Task requirements: Which lines contain the string "медицинскую"? Please list every one of them.

[Items from a data source]
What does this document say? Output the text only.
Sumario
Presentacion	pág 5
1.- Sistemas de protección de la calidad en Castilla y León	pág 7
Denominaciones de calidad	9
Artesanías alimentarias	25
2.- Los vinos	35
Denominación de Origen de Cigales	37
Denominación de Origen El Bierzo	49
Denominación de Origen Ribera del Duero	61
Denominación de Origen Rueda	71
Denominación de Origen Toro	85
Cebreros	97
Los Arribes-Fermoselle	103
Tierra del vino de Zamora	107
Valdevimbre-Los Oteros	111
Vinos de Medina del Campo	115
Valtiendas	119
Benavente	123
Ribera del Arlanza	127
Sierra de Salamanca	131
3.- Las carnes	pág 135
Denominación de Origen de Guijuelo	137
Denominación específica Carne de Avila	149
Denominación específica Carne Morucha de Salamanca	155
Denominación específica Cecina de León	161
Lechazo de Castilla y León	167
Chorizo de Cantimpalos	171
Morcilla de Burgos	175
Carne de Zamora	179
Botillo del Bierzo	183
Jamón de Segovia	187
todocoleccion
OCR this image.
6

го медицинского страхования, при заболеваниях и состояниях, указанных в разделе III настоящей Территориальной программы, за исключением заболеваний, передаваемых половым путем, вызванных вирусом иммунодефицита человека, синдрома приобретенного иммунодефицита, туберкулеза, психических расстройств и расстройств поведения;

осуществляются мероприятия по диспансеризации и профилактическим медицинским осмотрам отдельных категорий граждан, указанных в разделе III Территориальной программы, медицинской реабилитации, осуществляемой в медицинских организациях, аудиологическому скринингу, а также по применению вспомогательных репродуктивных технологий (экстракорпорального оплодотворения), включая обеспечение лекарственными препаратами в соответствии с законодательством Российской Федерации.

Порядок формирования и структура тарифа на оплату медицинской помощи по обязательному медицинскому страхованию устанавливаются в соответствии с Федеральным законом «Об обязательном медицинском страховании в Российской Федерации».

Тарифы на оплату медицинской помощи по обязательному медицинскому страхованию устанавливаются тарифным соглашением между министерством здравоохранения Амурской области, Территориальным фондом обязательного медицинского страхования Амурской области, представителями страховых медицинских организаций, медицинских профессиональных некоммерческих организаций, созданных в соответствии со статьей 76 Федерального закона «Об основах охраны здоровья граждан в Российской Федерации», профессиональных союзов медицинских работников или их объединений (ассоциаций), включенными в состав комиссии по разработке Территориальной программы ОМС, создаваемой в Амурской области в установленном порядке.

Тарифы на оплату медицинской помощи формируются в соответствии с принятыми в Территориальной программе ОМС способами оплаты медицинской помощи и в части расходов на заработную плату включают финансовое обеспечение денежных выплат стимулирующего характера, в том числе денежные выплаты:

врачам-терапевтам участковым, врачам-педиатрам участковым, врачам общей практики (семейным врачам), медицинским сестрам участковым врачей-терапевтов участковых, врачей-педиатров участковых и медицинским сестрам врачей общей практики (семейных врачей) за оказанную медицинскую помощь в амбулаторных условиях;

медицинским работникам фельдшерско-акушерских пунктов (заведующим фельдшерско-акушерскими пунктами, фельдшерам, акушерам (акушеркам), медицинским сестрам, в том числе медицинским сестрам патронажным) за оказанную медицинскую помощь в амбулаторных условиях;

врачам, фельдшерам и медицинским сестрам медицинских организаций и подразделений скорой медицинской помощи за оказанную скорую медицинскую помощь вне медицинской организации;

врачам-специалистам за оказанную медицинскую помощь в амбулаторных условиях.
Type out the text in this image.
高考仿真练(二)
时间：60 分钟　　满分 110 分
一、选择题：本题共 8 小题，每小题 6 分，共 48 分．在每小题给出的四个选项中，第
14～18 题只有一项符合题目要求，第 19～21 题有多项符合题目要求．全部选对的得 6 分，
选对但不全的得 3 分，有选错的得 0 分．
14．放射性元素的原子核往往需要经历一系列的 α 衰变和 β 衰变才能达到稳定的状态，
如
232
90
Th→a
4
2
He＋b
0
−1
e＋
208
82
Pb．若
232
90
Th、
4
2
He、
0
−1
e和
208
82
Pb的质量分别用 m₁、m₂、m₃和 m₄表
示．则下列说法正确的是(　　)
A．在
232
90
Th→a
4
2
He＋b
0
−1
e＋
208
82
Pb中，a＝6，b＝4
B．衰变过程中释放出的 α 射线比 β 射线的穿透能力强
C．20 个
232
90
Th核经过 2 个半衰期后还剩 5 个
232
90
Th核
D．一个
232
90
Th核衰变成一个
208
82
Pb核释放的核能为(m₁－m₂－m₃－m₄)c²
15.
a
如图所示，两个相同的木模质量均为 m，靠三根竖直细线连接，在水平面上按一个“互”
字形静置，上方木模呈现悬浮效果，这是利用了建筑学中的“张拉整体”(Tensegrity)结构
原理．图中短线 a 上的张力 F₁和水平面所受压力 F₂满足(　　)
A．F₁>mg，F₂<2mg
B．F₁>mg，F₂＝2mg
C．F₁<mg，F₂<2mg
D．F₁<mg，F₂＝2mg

Correct response:
врачам-терапевтам участковым, врачам-педиатрам участковым, врачам общей практики (семейным врачам), медицинским сестрам участковым врачей-терапевтов участковых, врачей-педиатров участковых и медицинским сестрам врачей общей практики (семейных врачей) за оказанную медицинскую помощь в амбулаторных условиях;
медицинским работникам фельдшерско-акушерских пунктов (заведующим фельдшерско-акушерскими пунктами, фельдшерам, акушерам (акушеркам), медицинским сестрам, в том числе медицинским сестрам патронажным) за оказанную медицинскую помощь в амбулаторных условиях;
врачам, фельдшерам и медицинским сестрам медицинских организаций и подразделений скорой медицинской помощи за оказанную скорую медицинскую помощь вне медицинской организации;
врачам-специалистам за оказанную медицинскую помощь в амбулаторных условиях.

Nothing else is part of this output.